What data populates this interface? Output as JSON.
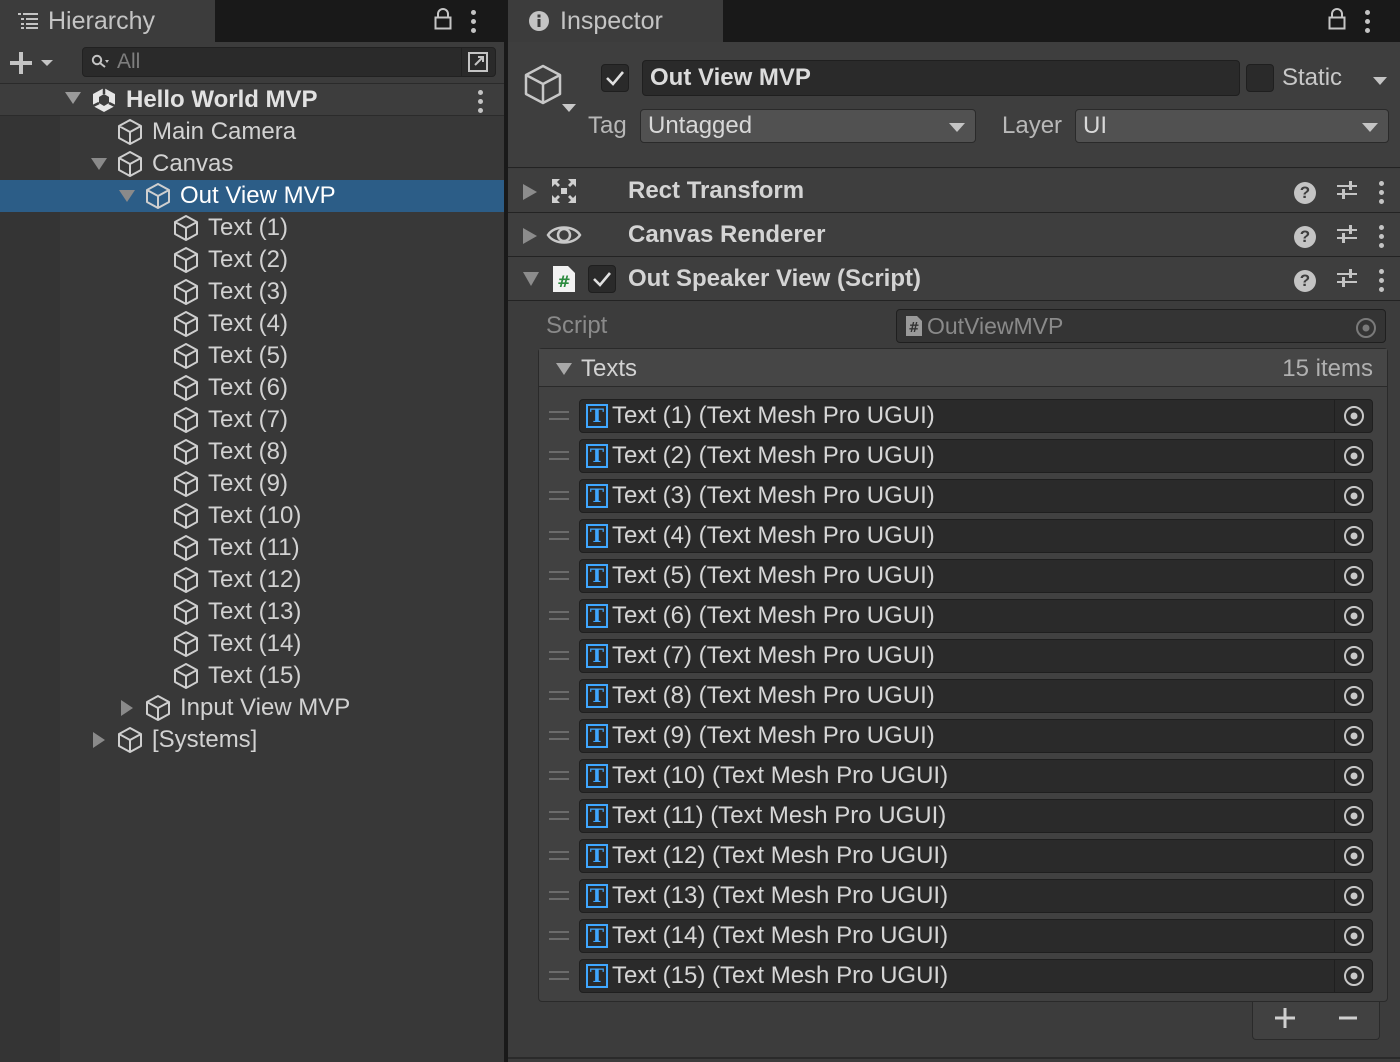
{
  "hierarchy": {
    "tab_label": "Hierarchy",
    "search_placeholder": "All",
    "scene": "Hello World MVP",
    "items": [
      {
        "label": "Main Camera"
      },
      {
        "label": "Canvas"
      },
      {
        "label": "Out View MVP"
      },
      {
        "label": "Text (1)"
      },
      {
        "label": "Text (2)"
      },
      {
        "label": "Text (3)"
      },
      {
        "label": "Text (4)"
      },
      {
        "label": "Text (5)"
      },
      {
        "label": "Text (6)"
      },
      {
        "label": "Text (7)"
      },
      {
        "label": "Text (8)"
      },
      {
        "label": "Text (9)"
      },
      {
        "label": "Text (10)"
      },
      {
        "label": "Text (11)"
      },
      {
        "label": "Text (12)"
      },
      {
        "label": "Text (13)"
      },
      {
        "label": "Text (14)"
      },
      {
        "label": "Text (15)"
      },
      {
        "label": "Input View MVP"
      },
      {
        "label": "[Systems]"
      }
    ],
    "selected": "Out View MVP"
  },
  "inspector": {
    "tab_label": "Inspector",
    "object_name": "Out View MVP",
    "active": true,
    "static_label": "Static",
    "tag_label": "Tag",
    "tag_value": "Untagged",
    "layer_label": "Layer",
    "layer_value": "UI",
    "components": [
      {
        "title": "Rect Transform",
        "icon": "rect-transform-icon",
        "expanded": false
      },
      {
        "title": "Canvas Renderer",
        "icon": "eye-icon",
        "expanded": false
      },
      {
        "title": "Out Speaker View (Script)",
        "icon": "script-icon",
        "expanded": true,
        "enabled": true
      }
    ],
    "script": {
      "label": "Script",
      "value": "OutViewMVP"
    },
    "texts": {
      "label": "Texts",
      "count": "15 items",
      "items": [
        "Text (1) (Text Mesh Pro UGUI)",
        "Text (2) (Text Mesh Pro UGUI)",
        "Text (3) (Text Mesh Pro UGUI)",
        "Text (4) (Text Mesh Pro UGUI)",
        "Text (5) (Text Mesh Pro UGUI)",
        "Text (6) (Text Mesh Pro UGUI)",
        "Text (7) (Text Mesh Pro UGUI)",
        "Text (8) (Text Mesh Pro UGUI)",
        "Text (9) (Text Mesh Pro UGUI)",
        "Text (10) (Text Mesh Pro UGUI)",
        "Text (11) (Text Mesh Pro UGUI)",
        "Text (12) (Text Mesh Pro UGUI)",
        "Text (13) (Text Mesh Pro UGUI)",
        "Text (14) (Text Mesh Pro UGUI)",
        "Text (15) (Text Mesh Pro UGUI)"
      ]
    }
  },
  "colors": {
    "selection": "#2c5d87",
    "tmp_icon": "#3fa7ff",
    "panel": "#383838"
  }
}
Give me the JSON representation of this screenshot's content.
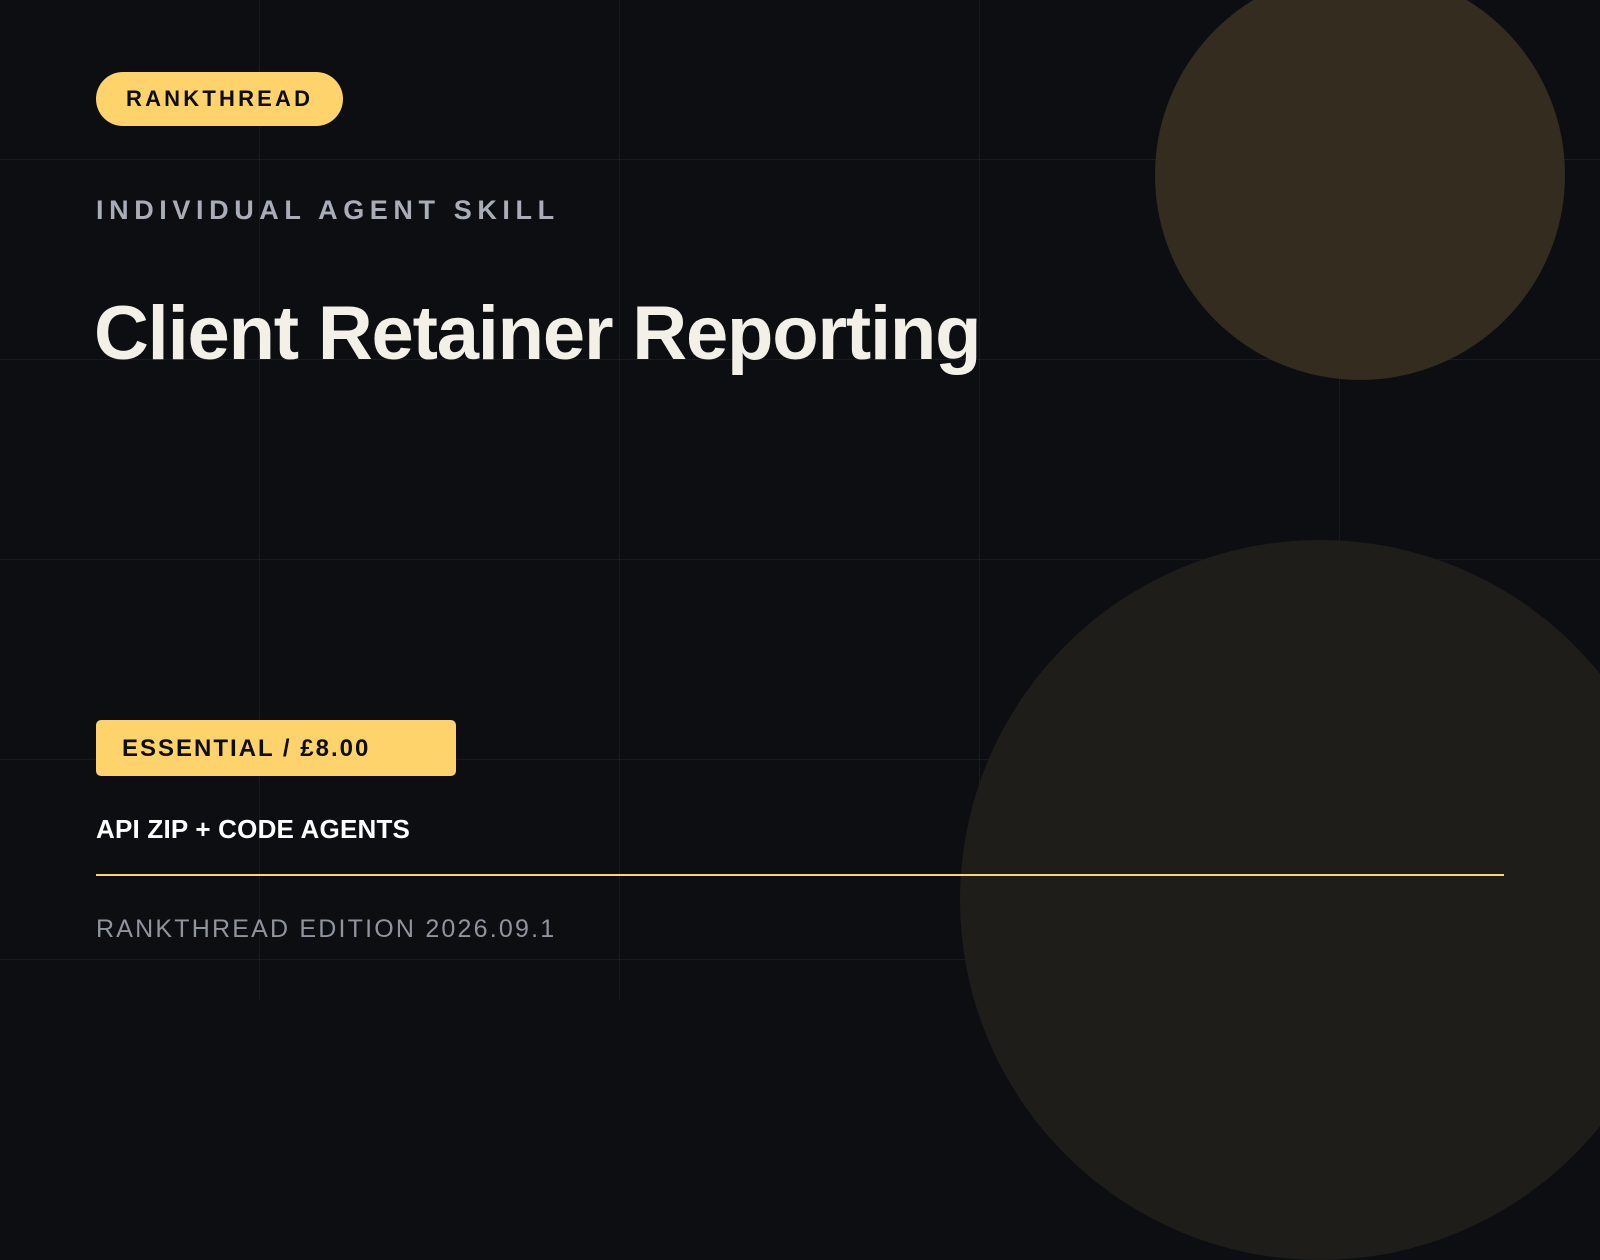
{
  "brand": {
    "label": "RANKTHREAD"
  },
  "eyebrow": "INDIVIDUAL AGENT SKILL",
  "title": "Client Retainer Reporting",
  "price_badge": "ESSENTIAL / £8.00",
  "delivery": "API ZIP + CODE AGENTS",
  "edition": "RANKTHREAD EDITION 2026.09.1",
  "colors": {
    "background": "#0c0e12",
    "accent": "#ffd36b",
    "title": "#f3f0e8",
    "muted": "#a8adb8"
  }
}
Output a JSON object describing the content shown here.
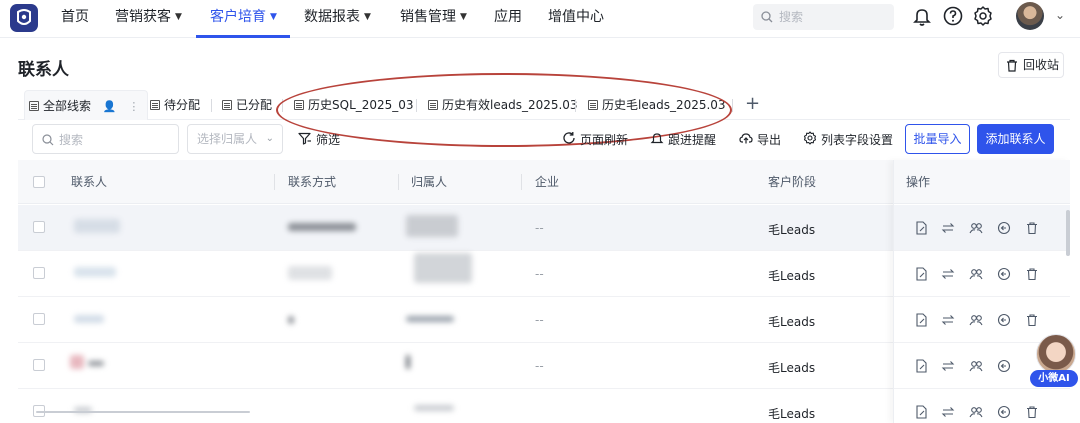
########################################
**TASK STATEMENT**
Transcribe the material as is, with images omitted.

**COMPLETED EXERCISE**
What data populates this interface? Output as JSON.
{
  "hierarchy": {
    "tab_label": "Hierarchy",
    "search_placeholder": "All",
    "scene": "Hello World MVP",
    "items": [
      {
        "label": "Main Camera"
      },
      {
        "label": "Canvas"
      },
      {
        "label": "Out View MVP"
      },
      {
        "label": "Text (1)"
      },
      {
        "label": "Text (2)"
      },
      {
        "label": "Text (3)"
      },
      {
        "label": "Text (4)"
      },
      {
        "label": "Text (5)"
      },
      {
        "label": "Text (6)"
      },
      {
        "label": "Text (7)"
      },
      {
        "label": "Text (8)"
      },
      {
        "label": "Text (9)"
      },
      {
        "label": "Text (10)"
      },
      {
        "label": "Text (11)"
      },
      {
        "label": "Text (12)"
      },
      {
        "label": "Text (13)"
      },
      {
        "label": "Text (14)"
      },
      {
        "label": "Text (15)"
      },
      {
        "label": "Input View MVP"
      },
      {
        "label": "[Systems]"
      }
    ],
    "selected": "Out View MVP"
  },
  "inspector": {
    "tab_label": "Inspector",
    "object_name": "Out View MVP",
    "active": true,
    "static_label": "Static",
    "tag_label": "Tag",
    "tag_value": "Untagged",
    "layer_label": "Layer",
    "layer_value": "UI",
    "components": [
      {
        "title": "Rect Transform",
        "icon": "rect-transform-icon",
        "expanded": false
      },
      {
        "title": "Canvas Renderer",
        "icon": "eye-icon",
        "expanded": false
      },
      {
        "title": "Out Speaker View (Script)",
        "icon": "script-icon",
        "expanded": true,
        "enabled": true
      }
    ],
    "script": {
      "label": "Script",
      "value": "OutViewMVP"
    },
    "texts": {
      "label": "Texts",
      "count": "15 items",
      "items": [
        "Text (1) (Text Mesh Pro UGUI)",
        "Text (2) (Text Mesh Pro UGUI)",
        "Text (3) (Text Mesh Pro UGUI)",
        "Text (4) (Text Mesh Pro UGUI)",
        "Text (5) (Text Mesh Pro UGUI)",
        "Text (6) (Text Mesh Pro UGUI)",
        "Text (7) (Text Mesh Pro UGUI)",
        "Text (8) (Text Mesh Pro UGUI)",
        "Text (9) (Text Mesh Pro UGUI)",
        "Text (10) (Text Mesh Pro UGUI)",
        "Text (11) (Text Mesh Pro UGUI)",
        "Text (12) (Text Mesh Pro UGUI)",
        "Text (13) (Text Mesh Pro UGUI)",
        "Text (14) (Text Mesh Pro UGUI)",
        "Text (15) (Text Mesh Pro UGUI)"
      ]
    }
  },
  "colors": {
    "selection": "#2c5d87",
    "tmp_icon": "#3fa7ff",
    "panel": "#383838"
  }
}
Give me the JSON representation of this screenshot's content.
{
  "brand": {
    "label": "RANKTHREAD"
  },
  "eyebrow": "INDIVIDUAL AGENT SKILL",
  "title": "Client Retainer Reporting",
  "price_badge": "ESSENTIAL / £8.00",
  "delivery": "API ZIP + CODE AGENTS",
  "edition": "RANKTHREAD EDITION 2026.09.1",
  "colors": {
    "background": "#0c0e12",
    "accent": "#ffd36b",
    "title": "#f3f0e8",
    "muted": "#a8adb8"
  }
}
Output a JSON object describing the content shown here.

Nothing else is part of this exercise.